Look over the lines below. Report each one that includes the string "Your".

——

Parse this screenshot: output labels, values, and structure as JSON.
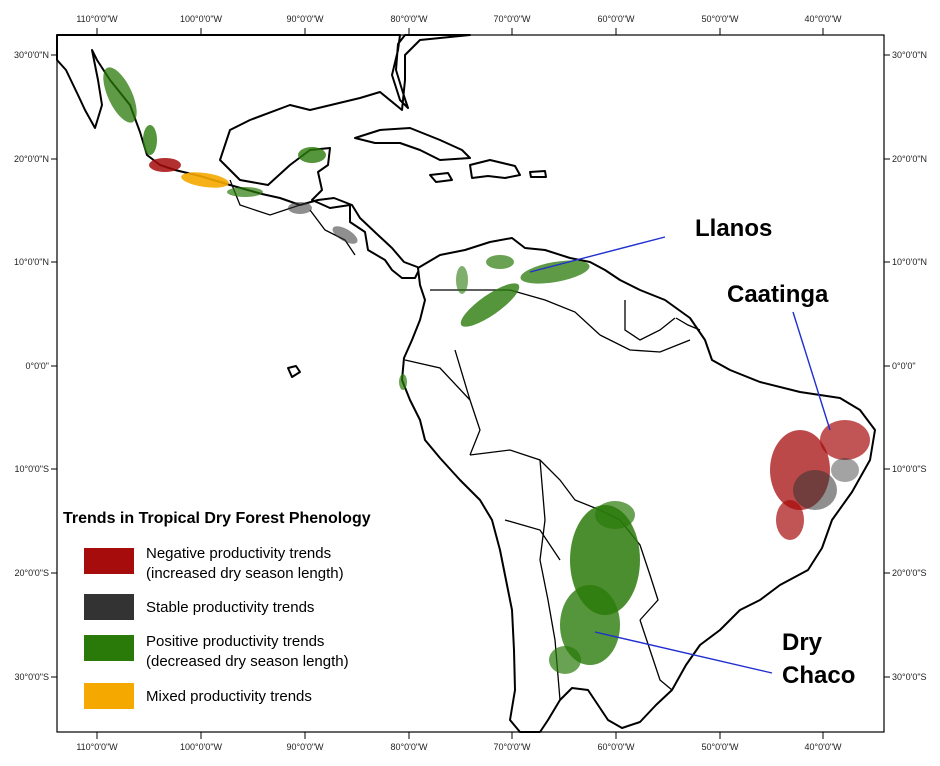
{
  "map": {
    "top_ticks": [
      "110°0'0\"W",
      "100°0'0\"W",
      "90°0'0\"W",
      "80°0'0\"W",
      "70°0'0\"W",
      "60°0'0\"W",
      "50°0'0\"W",
      "40°0'0\"W"
    ],
    "bottom_ticks": [
      "110°0'0\"W",
      "100°0'0\"W",
      "90°0'0\"W",
      "80°0'0\"W",
      "70°0'0\"W",
      "60°0'0\"W",
      "50°0'0\"W",
      "40°0'0\"W"
    ],
    "left_ticks": [
      "30°0'0\"N",
      "20°0'0\"N",
      "10°0'0\"N",
      "0°0'0\"",
      "10°0'0\"S",
      "20°0'0\"S",
      "30°0'0\"S"
    ],
    "right_ticks": [
      "30°0'0\"N",
      "20°0'0\"N",
      "10°0'0\"N",
      "0°0'0\"",
      "10°0'0\"S",
      "20°0'0\"S",
      "30°0'0\"S"
    ],
    "regions": {
      "llanos": "Llanos",
      "caatinga": "Caatinga",
      "dry_chaco_line1": "Dry",
      "dry_chaco_line2": "Chaco"
    }
  },
  "legend": {
    "title": "Trends in Tropical Dry Forest Phenology",
    "items": [
      {
        "line1": "Negative productivity trends",
        "line2": "(increased dry season length)",
        "color": "#a60c0c"
      },
      {
        "line1": "Stable productivity trends",
        "line2": "",
        "color": "#333333"
      },
      {
        "line1": "Positive productivity trends",
        "line2": "(decreased dry season length)",
        "color": "#2a7a0a"
      },
      {
        "line1": "Mixed productivity trends",
        "line2": "",
        "color": "#f5a800"
      }
    ]
  },
  "colors": {
    "negative": "#a60c0c",
    "stable": "#333333",
    "positive": "#2a7a0a",
    "mixed": "#f5a800",
    "leader_line": "#1f2fd0"
  }
}
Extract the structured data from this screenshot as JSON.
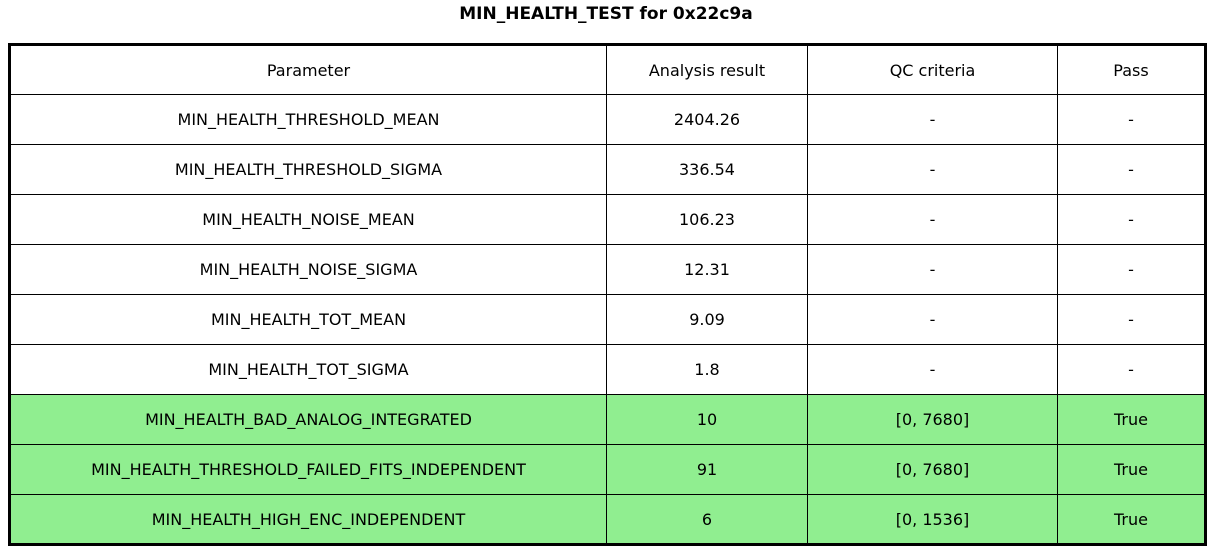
{
  "title": "MIN_HEALTH_TEST for 0x22c9a",
  "chart_data": {
    "type": "table",
    "title": "MIN_HEALTH_TEST for 0x22c9a",
    "columns": [
      "Parameter",
      "Analysis result",
      "QC criteria",
      "Pass"
    ],
    "rows": [
      {
        "parameter": "MIN_HEALTH_THRESHOLD_MEAN",
        "analysis_result": "2404.26",
        "qc_criteria": "-",
        "pass": "-",
        "highlighted": false
      },
      {
        "parameter": "MIN_HEALTH_THRESHOLD_SIGMA",
        "analysis_result": "336.54",
        "qc_criteria": "-",
        "pass": "-",
        "highlighted": false
      },
      {
        "parameter": "MIN_HEALTH_NOISE_MEAN",
        "analysis_result": "106.23",
        "qc_criteria": "-",
        "pass": "-",
        "highlighted": false
      },
      {
        "parameter": "MIN_HEALTH_NOISE_SIGMA",
        "analysis_result": "12.31",
        "qc_criteria": "-",
        "pass": "-",
        "highlighted": false
      },
      {
        "parameter": "MIN_HEALTH_TOT_MEAN",
        "analysis_result": "9.09",
        "qc_criteria": "-",
        "pass": "-",
        "highlighted": false
      },
      {
        "parameter": "MIN_HEALTH_TOT_SIGMA",
        "analysis_result": "1.8",
        "qc_criteria": "-",
        "pass": "-",
        "highlighted": false
      },
      {
        "parameter": "MIN_HEALTH_BAD_ANALOG_INTEGRATED",
        "analysis_result": "10",
        "qc_criteria": "[0, 7680]",
        "pass": "True",
        "highlighted": true
      },
      {
        "parameter": "MIN_HEALTH_THRESHOLD_FAILED_FITS_INDEPENDENT",
        "analysis_result": "91",
        "qc_criteria": "[0, 7680]",
        "pass": "True",
        "highlighted": true
      },
      {
        "parameter": "MIN_HEALTH_HIGH_ENC_INDEPENDENT",
        "analysis_result": "6",
        "qc_criteria": "[0, 1536]",
        "pass": "True",
        "highlighted": true
      }
    ],
    "layout": {
      "legend": "none",
      "grid": "table-borders",
      "highlight_meaning": "row passed QC check"
    },
    "colors": {
      "pass_green": "#90EE90",
      "border": "#000000",
      "background": "#ffffff",
      "text": "#000000"
    }
  }
}
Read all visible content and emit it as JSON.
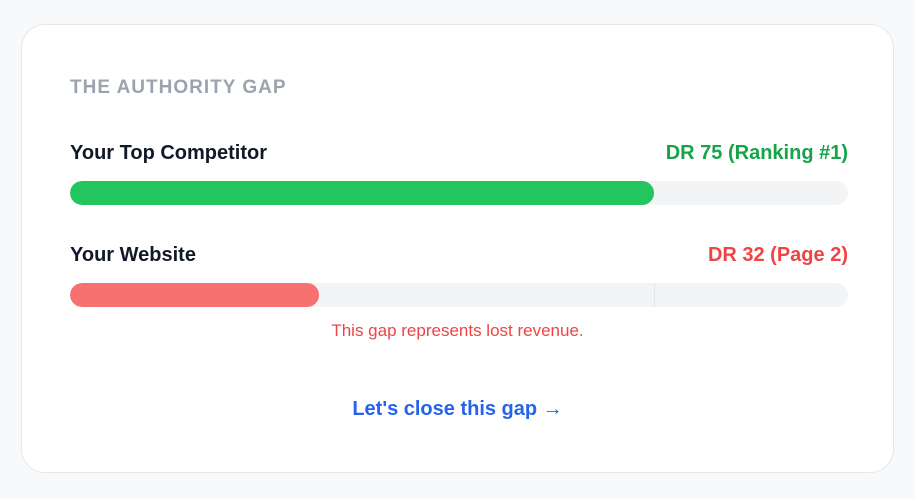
{
  "title": "THE AUTHORITY GAP",
  "competitor": {
    "label": "Your Top Competitor",
    "value_text": "DR 75 (Ranking #1)",
    "value": 75,
    "color": "#22c55e",
    "text_color": "#16a34a"
  },
  "website": {
    "label": "Your Website",
    "value_text": "DR 32 (Page 2)",
    "value": 32,
    "color": "#f87171",
    "text_color": "#ef4444"
  },
  "scale_max": 100,
  "note": "This gap represents lost revenue.",
  "cta": "Let's close this gap →"
}
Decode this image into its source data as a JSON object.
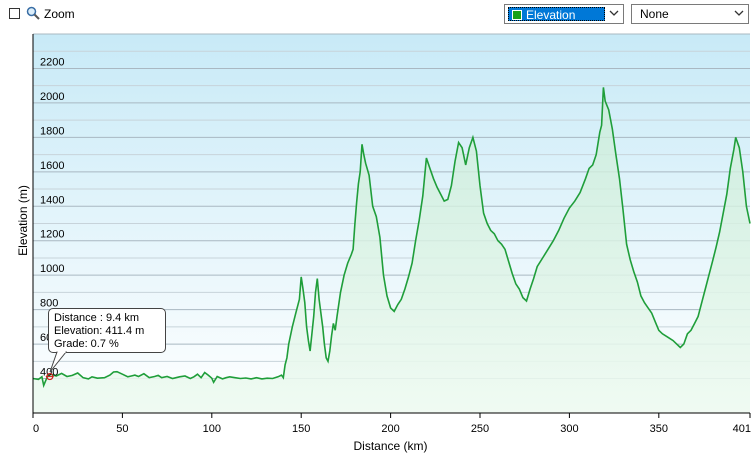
{
  "toolbar": {
    "zoom_label": "Zoom",
    "metric_select": {
      "value": "Elevation",
      "swatch_color": "#1aa01a"
    },
    "second_select": {
      "value": "None"
    }
  },
  "tooltip": {
    "distance": "Distance  : 9.4 km",
    "elevation": "Elevation: 411.4 m",
    "grade": "Grade: 0.7 %"
  },
  "chart_data": {
    "type": "area",
    "xlabel": "Distance  (km)",
    "ylabel": "Elevation (m)",
    "xlim": [
      0,
      401
    ],
    "ylim": [
      200,
      2400
    ],
    "x_ticks": [
      0,
      50,
      100,
      150,
      200,
      250,
      300,
      350,
      401
    ],
    "y_ticks": [
      400,
      600,
      800,
      1000,
      1200,
      1400,
      1600,
      1800,
      2000,
      2200
    ],
    "grid": true,
    "line_color": "#1f9e3a",
    "cursor": {
      "x": 9.4,
      "y": 411.4
    },
    "series": [
      {
        "points": [
          [
            0,
            400
          ],
          [
            3,
            395
          ],
          [
            5,
            410
          ],
          [
            6,
            360
          ],
          [
            8,
            410
          ],
          [
            10,
            425
          ],
          [
            13,
            415
          ],
          [
            16,
            430
          ],
          [
            19,
            412
          ],
          [
            22,
            418
          ],
          [
            25,
            432
          ],
          [
            28,
            405
          ],
          [
            31,
            398
          ],
          [
            33,
            410
          ],
          [
            36,
            402
          ],
          [
            40,
            405
          ],
          [
            43,
            420
          ],
          [
            45,
            438
          ],
          [
            47,
            440
          ],
          [
            50,
            425
          ],
          [
            53,
            410
          ],
          [
            55,
            415
          ],
          [
            57,
            420
          ],
          [
            59,
            412
          ],
          [
            62,
            428
          ],
          [
            65,
            405
          ],
          [
            68,
            412
          ],
          [
            70,
            418
          ],
          [
            72,
            405
          ],
          [
            75,
            412
          ],
          [
            78,
            400
          ],
          [
            80,
            405
          ],
          [
            82,
            410
          ],
          [
            85,
            415
          ],
          [
            88,
            400
          ],
          [
            90,
            410
          ],
          [
            92,
            425
          ],
          [
            94,
            405
          ],
          [
            96,
            435
          ],
          [
            98,
            420
          ],
          [
            100,
            402
          ],
          [
            101,
            378
          ],
          [
            103,
            412
          ],
          [
            106,
            398
          ],
          [
            108,
            405
          ],
          [
            110,
            410
          ],
          [
            113,
            405
          ],
          [
            116,
            400
          ],
          [
            119,
            403
          ],
          [
            122,
            398
          ],
          [
            125,
            405
          ],
          [
            128,
            398
          ],
          [
            131,
            402
          ],
          [
            134,
            400
          ],
          [
            137,
            410
          ],
          [
            139,
            420
          ],
          [
            140,
            405
          ],
          [
            141,
            480
          ],
          [
            142,
            520
          ],
          [
            143,
            600
          ],
          [
            145,
            700
          ],
          [
            147,
            780
          ],
          [
            149,
            860
          ],
          [
            150,
            990
          ],
          [
            151,
            920
          ],
          [
            152,
            840
          ],
          [
            153,
            700
          ],
          [
            154,
            620
          ],
          [
            155,
            560
          ],
          [
            156,
            660
          ],
          [
            157,
            760
          ],
          [
            158,
            900
          ],
          [
            159,
            980
          ],
          [
            160,
            860
          ],
          [
            162,
            700
          ],
          [
            163,
            600
          ],
          [
            164,
            520
          ],
          [
            165,
            500
          ],
          [
            166,
            560
          ],
          [
            167,
            650
          ],
          [
            168,
            720
          ],
          [
            169,
            680
          ],
          [
            170,
            760
          ],
          [
            172,
            900
          ],
          [
            174,
            1000
          ],
          [
            176,
            1070
          ],
          [
            178,
            1120
          ],
          [
            179,
            1150
          ],
          [
            180,
            1290
          ],
          [
            181,
            1420
          ],
          [
            182,
            1530
          ],
          [
            183,
            1600
          ],
          [
            184,
            1760
          ],
          [
            185,
            1700
          ],
          [
            186,
            1650
          ],
          [
            188,
            1580
          ],
          [
            190,
            1400
          ],
          [
            192,
            1340
          ],
          [
            194,
            1220
          ],
          [
            196,
            1000
          ],
          [
            198,
            880
          ],
          [
            200,
            810
          ],
          [
            202,
            790
          ],
          [
            204,
            830
          ],
          [
            206,
            860
          ],
          [
            208,
            920
          ],
          [
            210,
            990
          ],
          [
            212,
            1070
          ],
          [
            214,
            1200
          ],
          [
            216,
            1320
          ],
          [
            218,
            1460
          ],
          [
            220,
            1680
          ],
          [
            222,
            1620
          ],
          [
            224,
            1560
          ],
          [
            226,
            1510
          ],
          [
            228,
            1470
          ],
          [
            230,
            1430
          ],
          [
            232,
            1440
          ],
          [
            234,
            1520
          ],
          [
            236,
            1660
          ],
          [
            238,
            1770
          ],
          [
            240,
            1740
          ],
          [
            242,
            1640
          ],
          [
            244,
            1740
          ],
          [
            246,
            1800
          ],
          [
            248,
            1720
          ],
          [
            250,
            1520
          ],
          [
            252,
            1360
          ],
          [
            254,
            1300
          ],
          [
            256,
            1260
          ],
          [
            258,
            1240
          ],
          [
            260,
            1200
          ],
          [
            262,
            1180
          ],
          [
            264,
            1150
          ],
          [
            266,
            1080
          ],
          [
            268,
            1010
          ],
          [
            270,
            950
          ],
          [
            272,
            920
          ],
          [
            274,
            870
          ],
          [
            276,
            850
          ],
          [
            278,
            920
          ],
          [
            280,
            980
          ],
          [
            282,
            1050
          ],
          [
            285,
            1100
          ],
          [
            288,
            1150
          ],
          [
            291,
            1200
          ],
          [
            294,
            1260
          ],
          [
            297,
            1330
          ],
          [
            300,
            1390
          ],
          [
            303,
            1430
          ],
          [
            306,
            1480
          ],
          [
            309,
            1560
          ],
          [
            311,
            1620
          ],
          [
            313,
            1640
          ],
          [
            315,
            1700
          ],
          [
            317,
            1830
          ],
          [
            318,
            1870
          ],
          [
            319,
            2090
          ],
          [
            320,
            2010
          ],
          [
            322,
            1960
          ],
          [
            324,
            1850
          ],
          [
            326,
            1700
          ],
          [
            328,
            1560
          ],
          [
            330,
            1380
          ],
          [
            332,
            1180
          ],
          [
            334,
            1090
          ],
          [
            336,
            1020
          ],
          [
            338,
            960
          ],
          [
            340,
            880
          ],
          [
            342,
            840
          ],
          [
            344,
            810
          ],
          [
            346,
            780
          ],
          [
            348,
            730
          ],
          [
            350,
            680
          ],
          [
            352,
            660
          ],
          [
            355,
            640
          ],
          [
            358,
            620
          ],
          [
            360,
            600
          ],
          [
            362,
            580
          ],
          [
            364,
            600
          ],
          [
            366,
            660
          ],
          [
            368,
            680
          ],
          [
            370,
            720
          ],
          [
            372,
            760
          ],
          [
            374,
            840
          ],
          [
            376,
            920
          ],
          [
            378,
            1000
          ],
          [
            380,
            1080
          ],
          [
            382,
            1160
          ],
          [
            384,
            1250
          ],
          [
            386,
            1360
          ],
          [
            388,
            1470
          ],
          [
            390,
            1620
          ],
          [
            392,
            1730
          ],
          [
            393,
            1800
          ],
          [
            395,
            1740
          ],
          [
            397,
            1600
          ],
          [
            399,
            1400
          ],
          [
            401,
            1300
          ]
        ]
      }
    ]
  }
}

——

[TASK OUTPUT]
    "label": "Your Top Competitor",
    "label": "Your Website",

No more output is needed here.